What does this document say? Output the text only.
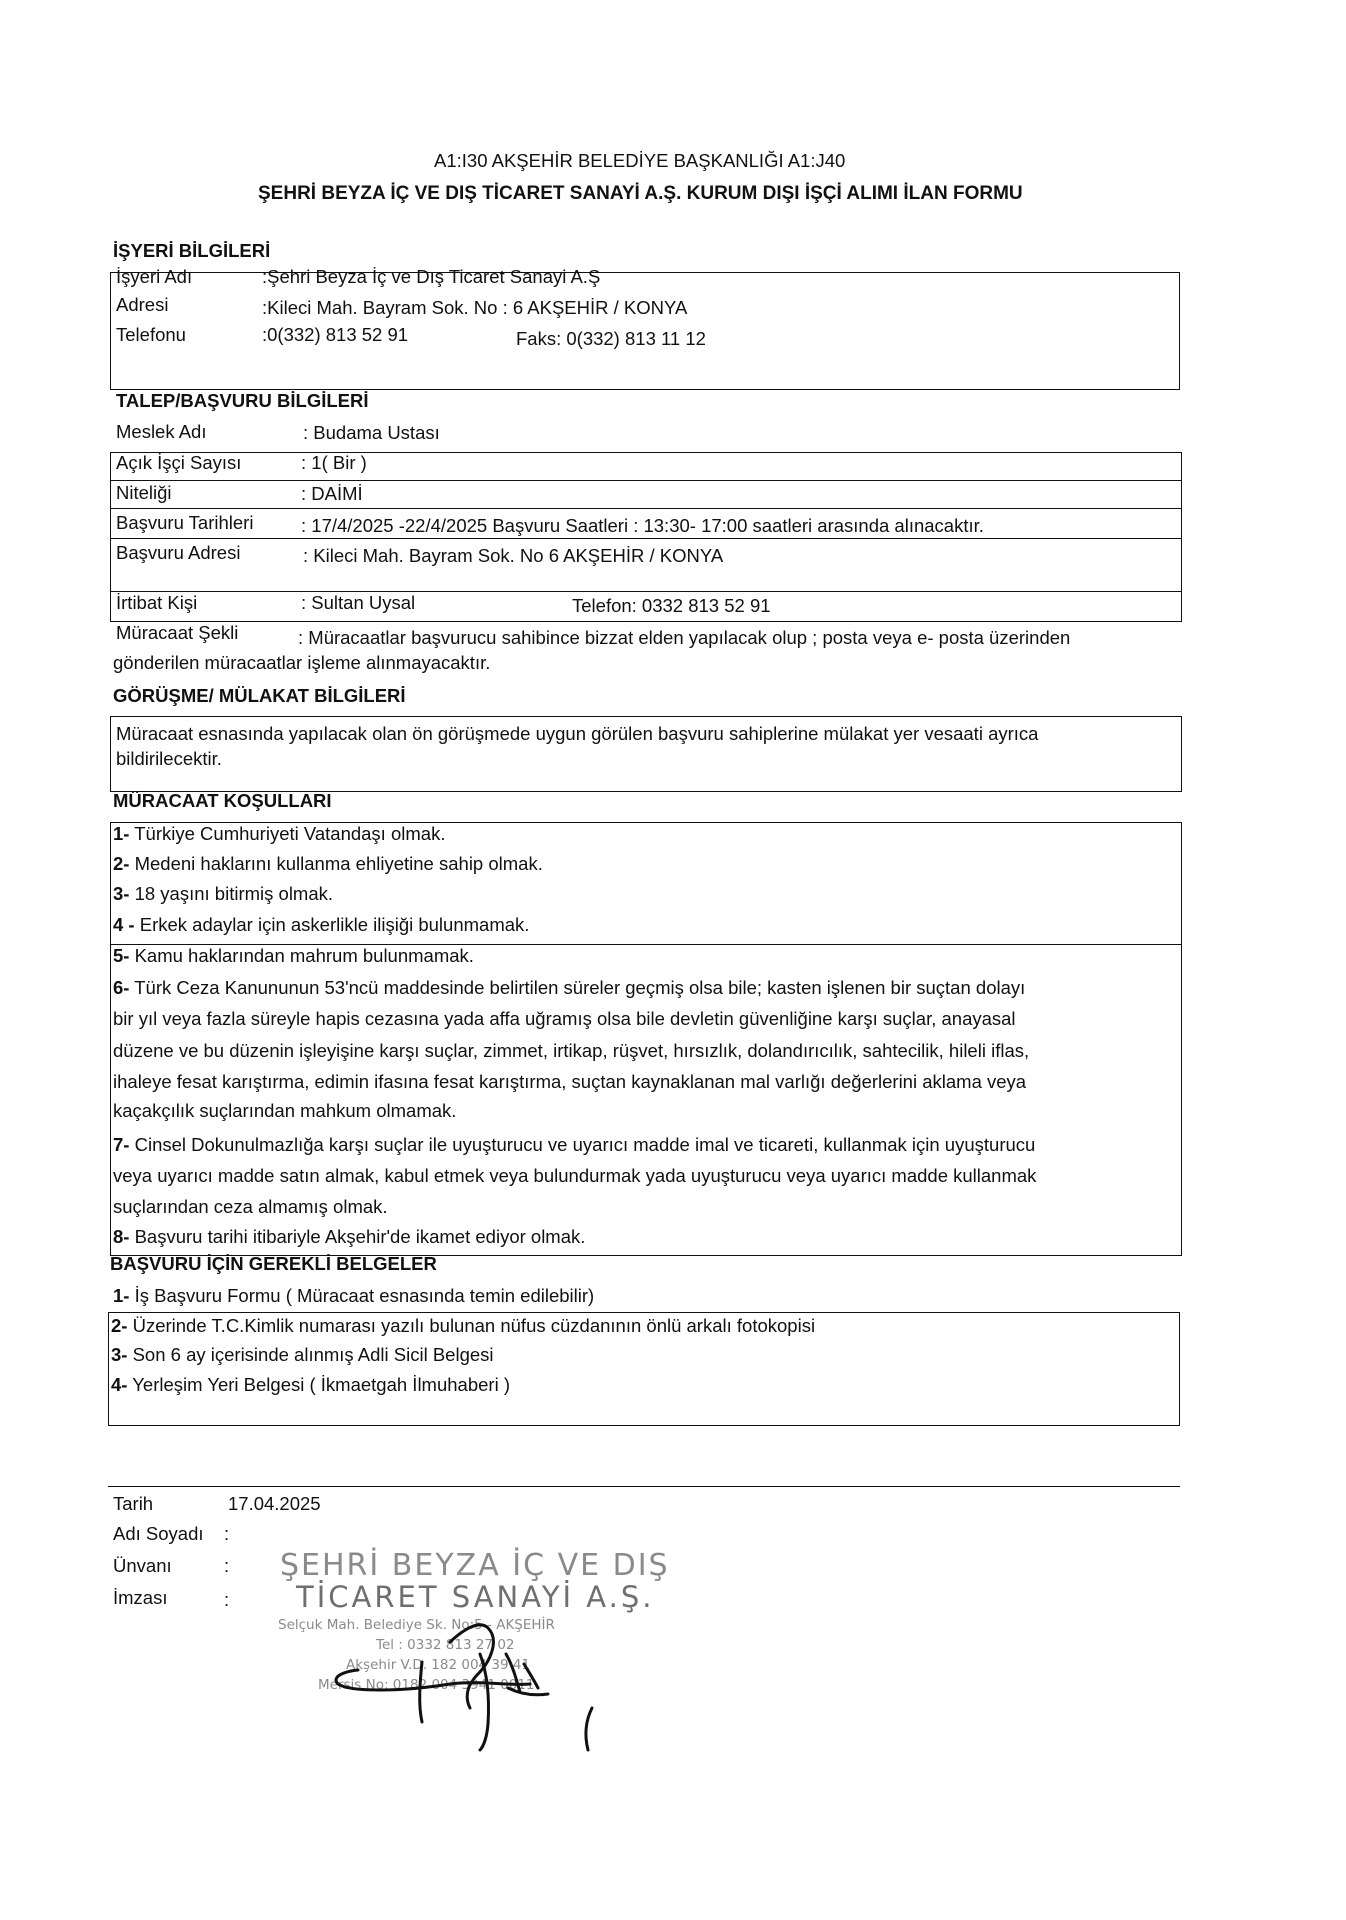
A1:I30 AKŞEHİR BELEDİYE BAŞKANLIĞI A1:J40
ŞEHRİ BEYZA İÇ VE DIŞ TİCARET SANAYİ A.Ş. KURUM DIŞI İŞÇİ ALIMI İLAN FORMU
İŞYERİ BİLGİLERİ
İşyeri Adı	:Şehri Beyza İç ve Dış Ticaret Sanayi A.Ş
Adresi	:Kileci Mah. Bayram Sok. No : 6 AKŞEHİR / KONYA
Telefonu	:0(332) 813 52 91	Faks: 0(332) 813 11 12
TALEP/BAŞVURU BİLGİLERİ
Meslek Adı	: Budama Ustası
Açık İşçi Sayısı	: 1( Bir )
Niteliği	: DAİMİ
Başvuru Tarihleri	: 17/4/2025 -22/4/2025 Başvuru Saatleri : 13:30- 17:00 saatleri arasında alınacaktır.
Başvuru Adresi	: Kileci Mah. Bayram Sok. No 6 AKŞEHİR / KONYA
İrtibat Kişi	: Sultan Uysal	Telefon: 0332 813 52 91
Müracaat Şekli	: Müracaatlar başvurucu sahibince bizzat elden yapılacak olup ; posta veya e- posta üzerinden
gönderilen müracaatlar işleme alınmayacaktır.
GÖRÜŞME/ MÜLAKAT BİLGİLERİ
Müracaat esnasında yapılacak olan ön görüşmede uygun görülen başvuru sahiplerine mülakat yer vesaati ayrıca
bildirilecektir.
MÜRACAAT KOŞULLARI
1- Türkiye Cumhuriyeti Vatandaşı olmak.
2- Medeni haklarını kullanma ehliyetine sahip olmak.
3- 18 yaşını bitirmiş olmak.
4 - Erkek adaylar için askerlikle ilişiği bulunmamak.
5- Kamu haklarından mahrum bulunmamak.
6- Türk Ceza Kanununun 53'ncü maddesinde belirtilen süreler geçmiş olsa bile; kasten işlenen bir suçtan dolayı
bir yıl veya fazla süreyle hapis cezasına yada affa uğramış olsa bile devletin güvenliğine karşı suçlar, anayasal
düzene ve bu düzenin işleyişine karşı suçlar, zimmet, irtikap, rüşvet, hırsızlık, dolandırıcılık, sahtecilik, hileli iflas,
ihaleye fesat karıştırma, edimin ifasına fesat karıştırma, suçtan kaynaklanan mal varlığı değerlerini aklama veya
kaçakçılık suçlarından mahkum olmamak.
7- Cinsel Dokunulmazlığa karşı suçlar ile uyuşturucu ve uyarıcı madde imal ve ticareti, kullanmak için uyuşturucu
veya uyarıcı madde satın almak, kabul etmek veya bulundurmak yada uyuşturucu veya uyarıcı madde kullanmak
suçlarından ceza almamış olmak.
8- Başvuru tarihi itibariyle Akşehir'de ikamet ediyor olmak.
BAŞVURU İÇİN GEREKLİ BELGELER
1- İş Başvuru Formu ( Müracaat esnasında temin edilebilir)
2- Üzerinde T.C.Kimlik numarası yazılı bulunan nüfus cüzdanının önlü arkalı fotokopisi
3- Son 6 ay içerisinde alınmış Adli Sicil Belgesi
4- Yerleşim Yeri Belgesi ( İkmaetgah İlmuhaberi )
Tarih	17.04.2025
Adı Soyadı :
Ünvanı	:
İmzası	:
ŞEHRİ BEYZA İÇ VE DIŞ
TİCARET SANAYİ A.Ş.
Selçuk Mah. Belediye Sk. No:5 - AKŞEHİR
Tel : 0332 813 27 02
Akşehir V.D. 182 004 39 41
Mersis No: 0182 004 3941 0011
* * * *
* **PROBLEM**
In the records above, find each line with the word "bile" and copy it.

* **RESULT**
6- Türk Ceza Kanununun 53'ncü maddesinde belirtilen süreler geçmiş olsa bile; kasten işlenen bir suçtan dolayı
bir yıl veya fazla süreyle hapis cezasına yada affa uğramış olsa bile devletin güvenliğine karşı suçlar, anayasal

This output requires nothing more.